[Items from a data source]
···
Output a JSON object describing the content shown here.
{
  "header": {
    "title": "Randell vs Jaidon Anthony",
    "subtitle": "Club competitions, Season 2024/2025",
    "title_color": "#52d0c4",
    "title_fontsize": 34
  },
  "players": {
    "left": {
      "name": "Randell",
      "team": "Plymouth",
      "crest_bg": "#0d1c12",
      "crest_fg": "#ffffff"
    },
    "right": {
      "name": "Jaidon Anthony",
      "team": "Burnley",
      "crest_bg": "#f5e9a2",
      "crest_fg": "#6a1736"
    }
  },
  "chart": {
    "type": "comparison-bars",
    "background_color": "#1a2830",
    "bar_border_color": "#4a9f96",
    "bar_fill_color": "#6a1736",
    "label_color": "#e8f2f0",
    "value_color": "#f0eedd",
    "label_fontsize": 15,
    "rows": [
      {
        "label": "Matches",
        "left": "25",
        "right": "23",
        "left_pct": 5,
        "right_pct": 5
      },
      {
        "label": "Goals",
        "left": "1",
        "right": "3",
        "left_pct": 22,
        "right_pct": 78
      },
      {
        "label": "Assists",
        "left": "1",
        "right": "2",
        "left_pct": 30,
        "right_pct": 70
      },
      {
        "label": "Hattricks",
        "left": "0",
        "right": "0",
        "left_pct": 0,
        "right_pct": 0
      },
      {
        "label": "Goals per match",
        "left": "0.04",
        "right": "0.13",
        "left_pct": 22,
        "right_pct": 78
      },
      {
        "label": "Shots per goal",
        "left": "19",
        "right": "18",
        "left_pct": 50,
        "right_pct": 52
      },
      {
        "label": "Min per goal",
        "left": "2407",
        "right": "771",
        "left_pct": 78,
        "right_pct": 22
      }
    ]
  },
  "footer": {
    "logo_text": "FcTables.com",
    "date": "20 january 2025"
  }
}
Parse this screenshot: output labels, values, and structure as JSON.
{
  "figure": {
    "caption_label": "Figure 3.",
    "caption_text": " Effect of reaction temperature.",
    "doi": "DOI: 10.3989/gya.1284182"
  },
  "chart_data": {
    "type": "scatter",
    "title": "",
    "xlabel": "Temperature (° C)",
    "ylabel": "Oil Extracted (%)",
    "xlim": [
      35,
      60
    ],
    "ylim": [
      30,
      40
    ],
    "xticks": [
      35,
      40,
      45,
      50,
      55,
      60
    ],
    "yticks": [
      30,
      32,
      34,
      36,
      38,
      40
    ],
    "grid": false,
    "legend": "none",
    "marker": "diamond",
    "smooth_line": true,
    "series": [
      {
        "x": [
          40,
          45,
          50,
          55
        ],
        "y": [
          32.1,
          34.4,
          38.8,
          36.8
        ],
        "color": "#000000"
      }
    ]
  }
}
···
■ **What is needed**
Write out all records exactly, keeping every detail.

■ **Solution**
Output a JSON object describing the content shown here.
{
  "header": {
    "title": "Randell vs Jaidon Anthony",
    "subtitle": "Club competitions, Season 2024/2025",
    "title_color": "#52d0c4",
    "title_fontsize": 34
  },
  "players": {
    "left": {
      "name": "Randell",
      "team": "Plymouth",
      "crest_bg": "#0d1c12",
      "crest_fg": "#ffffff"
    },
    "right": {
      "name": "Jaidon Anthony",
      "team": "Burnley",
      "crest_bg": "#f5e9a2",
      "crest_fg": "#6a1736"
    }
  },
  "chart": {
    "type": "comparison-bars",
    "background_color": "#1a2830",
    "bar_border_color": "#4a9f96",
    "bar_fill_color": "#6a1736",
    "label_color": "#e8f2f0",
    "value_color": "#f0eedd",
    "label_fontsize": 15,
    "rows": [
      {
        "label": "Matches",
        "left": "25",
        "right": "23",
        "left_pct": 5,
        "right_pct": 5
      },
      {
        "label": "Goals",
        "left": "1",
        "right": "3",
        "left_pct": 22,
        "right_pct": 78
      },
      {
        "label": "Assists",
        "left": "1",
        "right": "2",
        "left_pct": 30,
        "right_pct": 70
      },
      {
        "label": "Hattricks",
        "left": "0",
        "right": "0",
        "left_pct": 0,
        "right_pct": 0
      },
      {
        "label": "Goals per match",
        "left": "0.04",
        "right": "0.13",
        "left_pct": 22,
        "right_pct": 78
      },
      {
        "label": "Shots per goal",
        "left": "19",
        "right": "18",
        "left_pct": 50,
        "right_pct": 52
      },
      {
        "label": "Min per goal",
        "left": "2407",
        "right": "771",
        "left_pct": 78,
        "right_pct": 22
      }
    ]
  },
  "footer": {
    "logo_text": "FcTables.com",
    "date": "20 january 2025"
  }
}
Parse this screenshot: output labels, values, and structure as JSON.
{
  "figure": {
    "caption_label": "Figure 3.",
    "caption_text": " Effect of reaction temperature.",
    "doi": "DOI: 10.3989/gya.1284182"
  },
  "chart_data": {
    "type": "scatter",
    "title": "",
    "xlabel": "Temperature (° C)",
    "ylabel": "Oil Extracted (%)",
    "xlim": [
      35,
      60
    ],
    "ylim": [
      30,
      40
    ],
    "xticks": [
      35,
      40,
      45,
      50,
      55,
      60
    ],
    "yticks": [
      30,
      32,
      34,
      36,
      38,
      40
    ],
    "grid": false,
    "legend": "none",
    "marker": "diamond",
    "smooth_line": true,
    "series": [
      {
        "x": [
          40,
          45,
          50,
          55
        ],
        "y": [
          32.1,
          34.4,
          38.8,
          36.8
        ],
        "color": "#000000"
      }
    ]
  }
}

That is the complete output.